- _Objective_
From the listing below, pull each line that includes "výdavkov".

[Begin Data for this task]

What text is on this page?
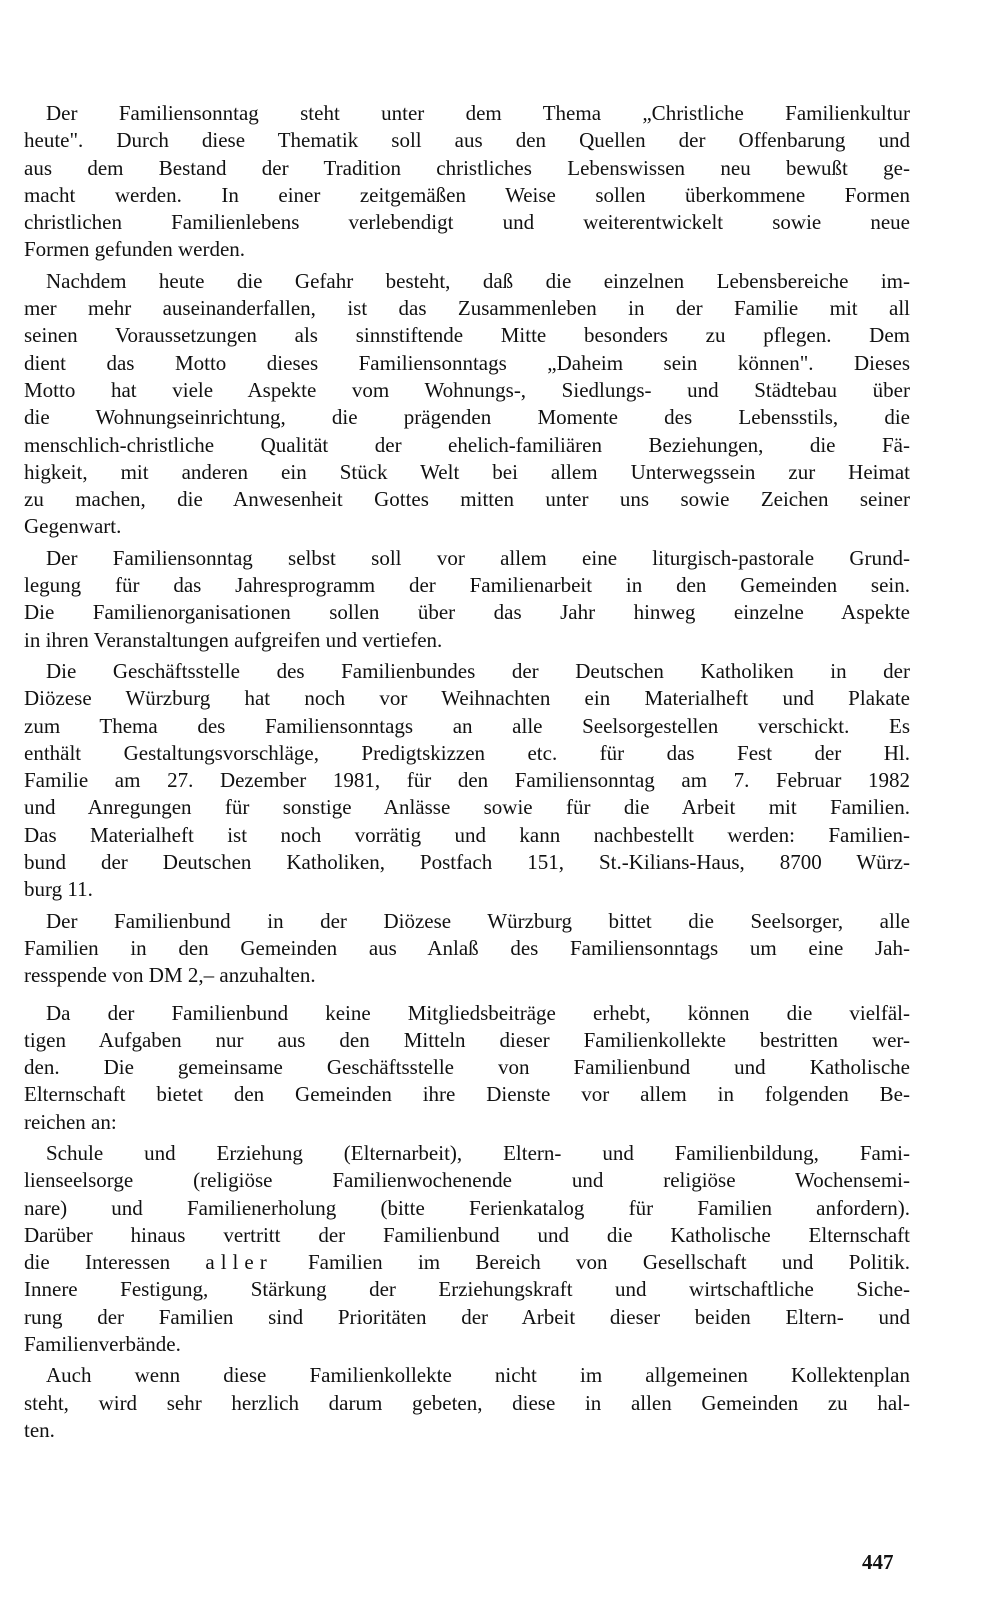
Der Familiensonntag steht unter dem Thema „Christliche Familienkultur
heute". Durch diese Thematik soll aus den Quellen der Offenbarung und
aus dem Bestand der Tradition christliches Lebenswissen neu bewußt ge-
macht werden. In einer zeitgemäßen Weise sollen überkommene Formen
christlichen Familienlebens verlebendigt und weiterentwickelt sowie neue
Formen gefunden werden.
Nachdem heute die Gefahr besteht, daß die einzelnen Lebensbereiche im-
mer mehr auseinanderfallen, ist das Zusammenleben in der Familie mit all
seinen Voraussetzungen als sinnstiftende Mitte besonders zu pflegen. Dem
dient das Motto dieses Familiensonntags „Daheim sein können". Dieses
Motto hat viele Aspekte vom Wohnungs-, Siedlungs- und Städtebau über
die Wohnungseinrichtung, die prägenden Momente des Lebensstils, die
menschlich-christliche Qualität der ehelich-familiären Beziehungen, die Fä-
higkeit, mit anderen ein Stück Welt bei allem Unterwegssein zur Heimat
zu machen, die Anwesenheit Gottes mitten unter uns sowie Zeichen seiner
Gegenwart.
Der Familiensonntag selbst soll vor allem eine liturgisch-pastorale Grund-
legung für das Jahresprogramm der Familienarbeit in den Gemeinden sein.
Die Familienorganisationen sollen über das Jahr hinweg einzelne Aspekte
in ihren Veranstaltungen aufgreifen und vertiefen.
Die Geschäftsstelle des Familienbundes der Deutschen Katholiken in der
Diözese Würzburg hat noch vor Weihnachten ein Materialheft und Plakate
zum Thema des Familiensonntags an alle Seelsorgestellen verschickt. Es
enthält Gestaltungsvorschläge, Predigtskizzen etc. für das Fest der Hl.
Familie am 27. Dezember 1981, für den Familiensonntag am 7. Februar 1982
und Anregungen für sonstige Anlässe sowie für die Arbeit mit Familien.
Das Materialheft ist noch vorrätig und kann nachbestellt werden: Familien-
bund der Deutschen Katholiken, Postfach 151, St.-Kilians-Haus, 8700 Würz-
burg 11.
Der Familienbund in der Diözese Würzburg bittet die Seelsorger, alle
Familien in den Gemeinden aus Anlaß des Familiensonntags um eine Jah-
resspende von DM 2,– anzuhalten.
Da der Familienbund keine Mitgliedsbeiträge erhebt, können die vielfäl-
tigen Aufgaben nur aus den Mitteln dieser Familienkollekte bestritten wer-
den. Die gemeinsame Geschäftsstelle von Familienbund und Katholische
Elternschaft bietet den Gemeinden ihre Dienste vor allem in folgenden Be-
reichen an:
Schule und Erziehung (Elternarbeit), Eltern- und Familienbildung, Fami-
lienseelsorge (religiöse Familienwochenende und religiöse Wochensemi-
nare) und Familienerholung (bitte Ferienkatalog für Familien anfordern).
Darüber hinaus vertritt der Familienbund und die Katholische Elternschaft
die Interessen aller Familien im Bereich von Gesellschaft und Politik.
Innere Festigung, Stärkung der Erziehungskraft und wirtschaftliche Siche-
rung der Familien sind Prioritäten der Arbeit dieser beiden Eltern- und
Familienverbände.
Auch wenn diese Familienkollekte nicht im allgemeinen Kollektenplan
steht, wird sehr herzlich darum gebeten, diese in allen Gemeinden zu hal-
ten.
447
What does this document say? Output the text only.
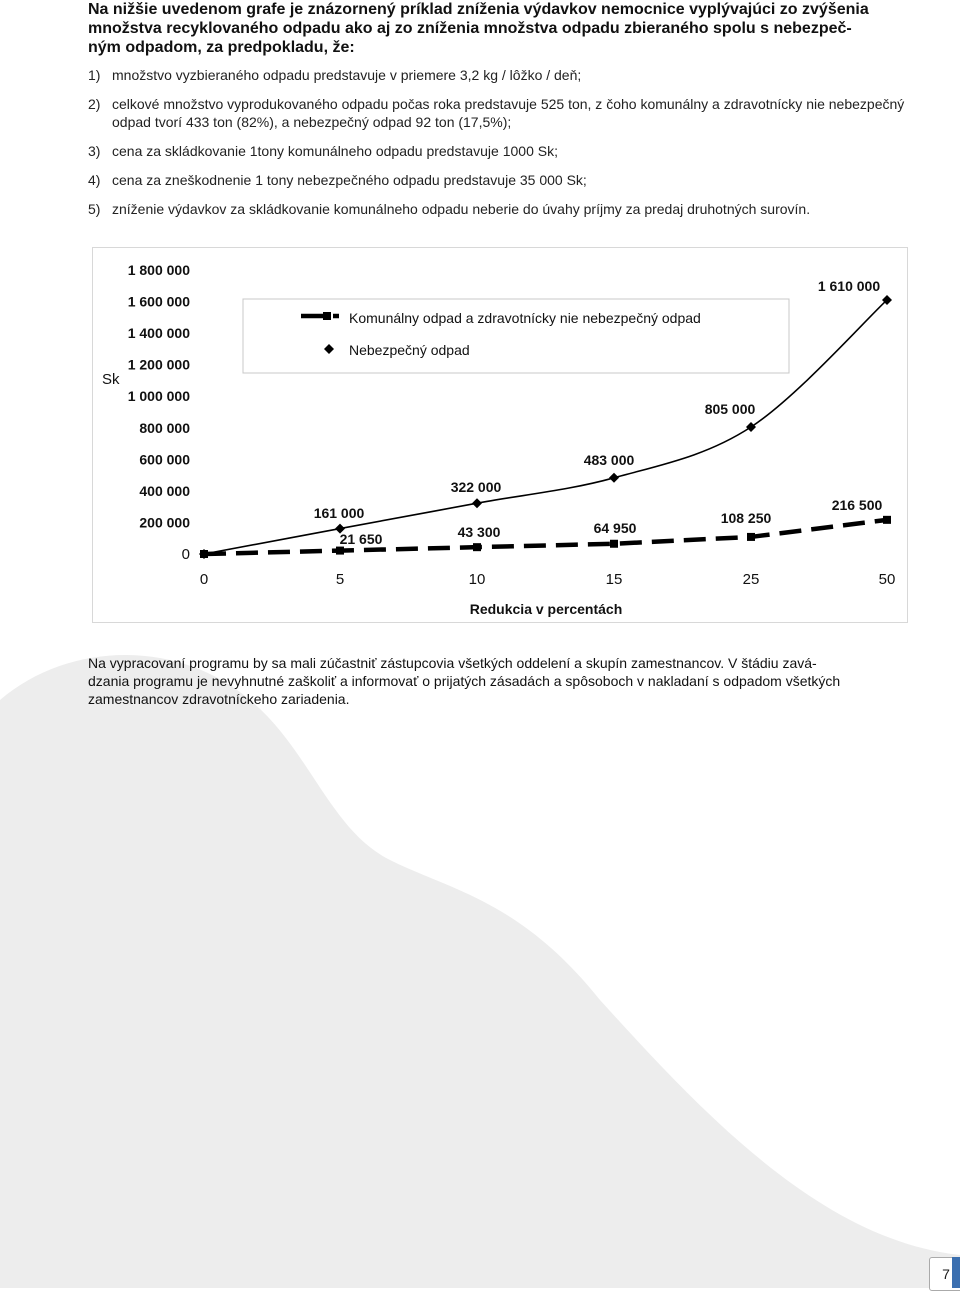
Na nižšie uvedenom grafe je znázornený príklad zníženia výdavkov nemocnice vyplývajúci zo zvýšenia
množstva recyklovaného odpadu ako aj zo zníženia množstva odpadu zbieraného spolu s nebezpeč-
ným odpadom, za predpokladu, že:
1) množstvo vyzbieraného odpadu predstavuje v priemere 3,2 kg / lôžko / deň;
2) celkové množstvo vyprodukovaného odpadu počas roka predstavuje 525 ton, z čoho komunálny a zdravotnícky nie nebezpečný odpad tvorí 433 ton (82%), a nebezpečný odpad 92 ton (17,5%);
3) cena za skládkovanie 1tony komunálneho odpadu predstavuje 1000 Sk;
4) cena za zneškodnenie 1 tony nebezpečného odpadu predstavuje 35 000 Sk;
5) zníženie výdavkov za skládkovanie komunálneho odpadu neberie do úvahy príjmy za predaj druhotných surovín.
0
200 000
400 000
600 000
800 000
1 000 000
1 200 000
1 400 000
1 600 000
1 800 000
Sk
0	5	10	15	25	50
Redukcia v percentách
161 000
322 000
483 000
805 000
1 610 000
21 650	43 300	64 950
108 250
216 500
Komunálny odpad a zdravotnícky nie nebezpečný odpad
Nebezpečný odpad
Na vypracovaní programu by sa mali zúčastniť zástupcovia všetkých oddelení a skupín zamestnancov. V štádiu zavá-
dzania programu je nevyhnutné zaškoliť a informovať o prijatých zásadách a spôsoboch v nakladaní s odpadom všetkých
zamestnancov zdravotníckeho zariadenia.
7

[End Data for this task]

- _The answer_
Na nižšie uvedenom grafe je znázornený príklad zníženia výdavkov nemocnice vyplývajúci zo zvýšenia
5) zníženie výdavkov za skládkovanie komunálneho odpadu neberie do úvahy príjmy za predaj druhotných surovín.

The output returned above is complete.